Copy each line that holds "Diverse".

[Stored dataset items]

.....

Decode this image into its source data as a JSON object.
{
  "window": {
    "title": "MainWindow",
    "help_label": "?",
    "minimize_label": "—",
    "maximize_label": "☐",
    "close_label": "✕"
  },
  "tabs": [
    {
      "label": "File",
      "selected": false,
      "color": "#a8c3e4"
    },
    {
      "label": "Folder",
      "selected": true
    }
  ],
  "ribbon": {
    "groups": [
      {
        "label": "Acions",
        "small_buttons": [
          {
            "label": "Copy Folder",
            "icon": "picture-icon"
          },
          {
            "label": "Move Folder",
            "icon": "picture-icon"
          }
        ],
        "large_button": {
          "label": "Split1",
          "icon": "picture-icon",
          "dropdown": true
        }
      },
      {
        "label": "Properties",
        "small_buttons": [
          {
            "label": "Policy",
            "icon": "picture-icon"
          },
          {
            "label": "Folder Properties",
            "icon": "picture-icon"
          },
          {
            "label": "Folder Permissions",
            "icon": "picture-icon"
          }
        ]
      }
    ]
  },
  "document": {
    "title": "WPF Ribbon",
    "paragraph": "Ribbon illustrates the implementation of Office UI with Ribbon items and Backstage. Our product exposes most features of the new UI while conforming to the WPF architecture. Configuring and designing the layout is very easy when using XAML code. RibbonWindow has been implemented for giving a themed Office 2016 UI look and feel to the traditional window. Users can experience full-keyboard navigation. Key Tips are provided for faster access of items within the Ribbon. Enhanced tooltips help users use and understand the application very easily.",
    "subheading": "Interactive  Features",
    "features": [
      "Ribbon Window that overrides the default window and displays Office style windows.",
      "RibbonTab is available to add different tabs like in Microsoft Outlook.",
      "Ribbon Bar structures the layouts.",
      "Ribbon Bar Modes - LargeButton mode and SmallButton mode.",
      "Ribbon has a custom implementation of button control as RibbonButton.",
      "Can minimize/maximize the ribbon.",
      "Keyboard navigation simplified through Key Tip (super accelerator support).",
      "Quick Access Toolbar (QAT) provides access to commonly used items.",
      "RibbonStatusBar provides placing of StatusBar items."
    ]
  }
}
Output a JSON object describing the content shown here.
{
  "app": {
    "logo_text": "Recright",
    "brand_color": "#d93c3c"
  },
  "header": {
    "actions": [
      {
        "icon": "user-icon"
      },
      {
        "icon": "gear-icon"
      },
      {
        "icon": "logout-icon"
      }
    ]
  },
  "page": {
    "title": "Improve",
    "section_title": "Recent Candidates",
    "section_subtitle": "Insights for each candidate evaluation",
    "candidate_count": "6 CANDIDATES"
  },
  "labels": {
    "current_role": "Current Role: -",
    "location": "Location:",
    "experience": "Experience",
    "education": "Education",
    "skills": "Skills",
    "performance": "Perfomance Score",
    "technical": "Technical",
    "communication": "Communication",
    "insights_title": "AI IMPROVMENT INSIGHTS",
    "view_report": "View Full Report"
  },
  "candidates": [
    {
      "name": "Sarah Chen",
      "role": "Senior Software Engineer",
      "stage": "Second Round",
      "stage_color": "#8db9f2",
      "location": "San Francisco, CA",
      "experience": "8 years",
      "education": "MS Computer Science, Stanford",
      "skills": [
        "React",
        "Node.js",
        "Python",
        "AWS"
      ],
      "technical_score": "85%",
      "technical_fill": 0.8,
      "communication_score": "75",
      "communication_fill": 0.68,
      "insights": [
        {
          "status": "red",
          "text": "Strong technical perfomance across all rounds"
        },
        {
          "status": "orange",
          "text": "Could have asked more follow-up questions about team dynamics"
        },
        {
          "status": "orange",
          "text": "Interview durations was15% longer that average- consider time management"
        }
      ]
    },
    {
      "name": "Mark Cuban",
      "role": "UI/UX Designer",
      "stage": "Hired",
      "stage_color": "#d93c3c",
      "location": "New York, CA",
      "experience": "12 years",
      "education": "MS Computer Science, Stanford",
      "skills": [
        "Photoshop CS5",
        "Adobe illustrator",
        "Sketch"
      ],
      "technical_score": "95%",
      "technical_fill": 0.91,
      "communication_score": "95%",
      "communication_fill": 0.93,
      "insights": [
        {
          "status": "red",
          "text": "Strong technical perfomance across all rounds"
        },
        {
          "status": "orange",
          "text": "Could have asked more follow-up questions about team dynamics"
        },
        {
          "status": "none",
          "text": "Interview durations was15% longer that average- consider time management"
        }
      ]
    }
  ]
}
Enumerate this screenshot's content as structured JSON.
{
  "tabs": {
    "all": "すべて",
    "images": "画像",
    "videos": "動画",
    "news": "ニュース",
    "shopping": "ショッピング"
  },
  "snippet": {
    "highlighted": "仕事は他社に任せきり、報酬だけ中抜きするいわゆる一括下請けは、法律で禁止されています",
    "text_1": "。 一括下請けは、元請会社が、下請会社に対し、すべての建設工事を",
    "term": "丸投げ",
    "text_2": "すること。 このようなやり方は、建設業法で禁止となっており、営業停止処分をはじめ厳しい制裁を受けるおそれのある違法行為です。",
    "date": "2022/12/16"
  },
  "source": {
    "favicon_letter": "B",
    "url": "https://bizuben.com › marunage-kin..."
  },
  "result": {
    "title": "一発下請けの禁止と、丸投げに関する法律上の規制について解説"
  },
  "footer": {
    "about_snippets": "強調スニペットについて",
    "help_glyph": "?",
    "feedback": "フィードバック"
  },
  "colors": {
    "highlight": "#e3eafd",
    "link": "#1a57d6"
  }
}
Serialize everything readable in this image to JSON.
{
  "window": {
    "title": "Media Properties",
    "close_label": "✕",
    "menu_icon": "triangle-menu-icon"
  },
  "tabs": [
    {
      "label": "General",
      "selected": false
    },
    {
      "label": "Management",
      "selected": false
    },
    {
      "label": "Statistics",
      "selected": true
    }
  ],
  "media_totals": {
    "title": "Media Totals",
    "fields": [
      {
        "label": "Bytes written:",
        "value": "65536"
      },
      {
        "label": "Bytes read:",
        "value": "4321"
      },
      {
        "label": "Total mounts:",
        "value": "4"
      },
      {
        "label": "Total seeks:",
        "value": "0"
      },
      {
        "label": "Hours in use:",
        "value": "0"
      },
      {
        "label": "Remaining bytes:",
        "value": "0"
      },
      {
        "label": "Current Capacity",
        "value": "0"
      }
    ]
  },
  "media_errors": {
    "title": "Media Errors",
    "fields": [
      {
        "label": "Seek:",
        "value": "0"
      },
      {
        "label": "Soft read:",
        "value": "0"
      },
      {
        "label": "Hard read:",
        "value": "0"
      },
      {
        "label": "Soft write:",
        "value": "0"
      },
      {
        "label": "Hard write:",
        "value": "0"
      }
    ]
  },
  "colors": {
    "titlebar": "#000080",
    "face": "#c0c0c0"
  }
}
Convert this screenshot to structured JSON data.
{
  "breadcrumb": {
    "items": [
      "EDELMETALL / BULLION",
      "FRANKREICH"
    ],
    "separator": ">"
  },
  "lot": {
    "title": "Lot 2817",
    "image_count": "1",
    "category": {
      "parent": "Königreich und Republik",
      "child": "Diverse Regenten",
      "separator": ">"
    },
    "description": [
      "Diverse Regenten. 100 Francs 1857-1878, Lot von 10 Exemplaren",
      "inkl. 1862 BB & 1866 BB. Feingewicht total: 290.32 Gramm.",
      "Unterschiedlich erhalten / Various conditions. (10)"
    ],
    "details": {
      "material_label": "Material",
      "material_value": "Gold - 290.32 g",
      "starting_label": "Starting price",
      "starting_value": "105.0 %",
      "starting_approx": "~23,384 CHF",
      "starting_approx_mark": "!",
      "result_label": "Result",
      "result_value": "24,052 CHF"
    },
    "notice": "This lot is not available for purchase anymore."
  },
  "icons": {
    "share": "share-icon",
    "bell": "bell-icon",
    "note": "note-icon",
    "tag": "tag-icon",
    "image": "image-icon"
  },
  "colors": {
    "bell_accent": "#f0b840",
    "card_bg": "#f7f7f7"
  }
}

.....

» ANSWER:
      "child": "Diverse Regenten",
      "Diverse Regenten. 100 Francs 1857-1878, Lot von 10 Exemplaren",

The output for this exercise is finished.